[Data records]

-- Begin --

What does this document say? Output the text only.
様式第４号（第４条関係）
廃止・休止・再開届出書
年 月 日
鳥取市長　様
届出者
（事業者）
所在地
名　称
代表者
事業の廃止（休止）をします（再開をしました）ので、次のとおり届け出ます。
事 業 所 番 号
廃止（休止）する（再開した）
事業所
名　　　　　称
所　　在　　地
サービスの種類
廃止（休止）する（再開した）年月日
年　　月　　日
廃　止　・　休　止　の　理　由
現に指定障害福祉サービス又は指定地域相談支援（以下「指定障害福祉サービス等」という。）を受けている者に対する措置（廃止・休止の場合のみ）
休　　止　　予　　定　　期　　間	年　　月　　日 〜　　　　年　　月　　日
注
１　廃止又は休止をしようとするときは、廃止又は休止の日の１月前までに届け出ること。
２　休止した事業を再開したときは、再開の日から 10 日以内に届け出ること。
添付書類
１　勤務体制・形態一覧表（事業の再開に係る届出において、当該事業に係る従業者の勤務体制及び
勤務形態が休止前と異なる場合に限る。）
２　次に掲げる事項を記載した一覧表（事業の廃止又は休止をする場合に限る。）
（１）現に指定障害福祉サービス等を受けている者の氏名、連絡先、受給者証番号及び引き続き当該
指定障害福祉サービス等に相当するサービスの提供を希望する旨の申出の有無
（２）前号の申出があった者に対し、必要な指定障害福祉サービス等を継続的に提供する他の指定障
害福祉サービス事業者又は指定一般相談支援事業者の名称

-- End --

▸ **Task brief**:
Go through the records and print each one exactly.

▸ **Result of this exercise**:
What does this document say? Output the text only.
様式第４号（第４条関係）
廃止・休止・再開届出書
年 月 日
鳥取市長　様
届出者
（事業者）
所在地
名　称
代表者
事業の廃止（休止）をします（再開をしました）ので、次のとおり届け出ます。
事 業 所 番 号
廃止（休止）する（再開した）
事業所
名　　　　　称
所　　在　　地
サービスの種類
廃止（休止）する（再開した）年月日
年　　月　　日
廃　止　・　休　止　の　理　由
現に指定障害福祉サービス又は指定地域相談支援（以下「指定障害福祉サービス等」という。）を受けている者に対する措置（廃止・休止の場合のみ）
休　　止　　予　　定　　期　　間	年　　月　　日 〜　　　　年　　月　　日
注
１　廃止又は休止をしようとするときは、廃止又は休止の日の１月前までに届け出ること。
２　休止した事業を再開したときは、再開の日から 10 日以内に届け出ること。
添付書類
１　勤務体制・形態一覧表（事業の再開に係る届出において、当該事業に係る従業者の勤務体制及び
勤務形態が休止前と異なる場合に限る。）
２　次に掲げる事項を記載した一覧表（事業の廃止又は休止をする場合に限る。）
（１）現に指定障害福祉サービス等を受けている者の氏名、連絡先、受給者証番号及び引き続き当該
指定障害福祉サービス等に相当するサービスの提供を希望する旨の申出の有無
（２）前号の申出があった者に対し、必要な指定障害福祉サービス等を継続的に提供する他の指定障
害福祉サービス事業者又は指定一般相談支援事業者の名称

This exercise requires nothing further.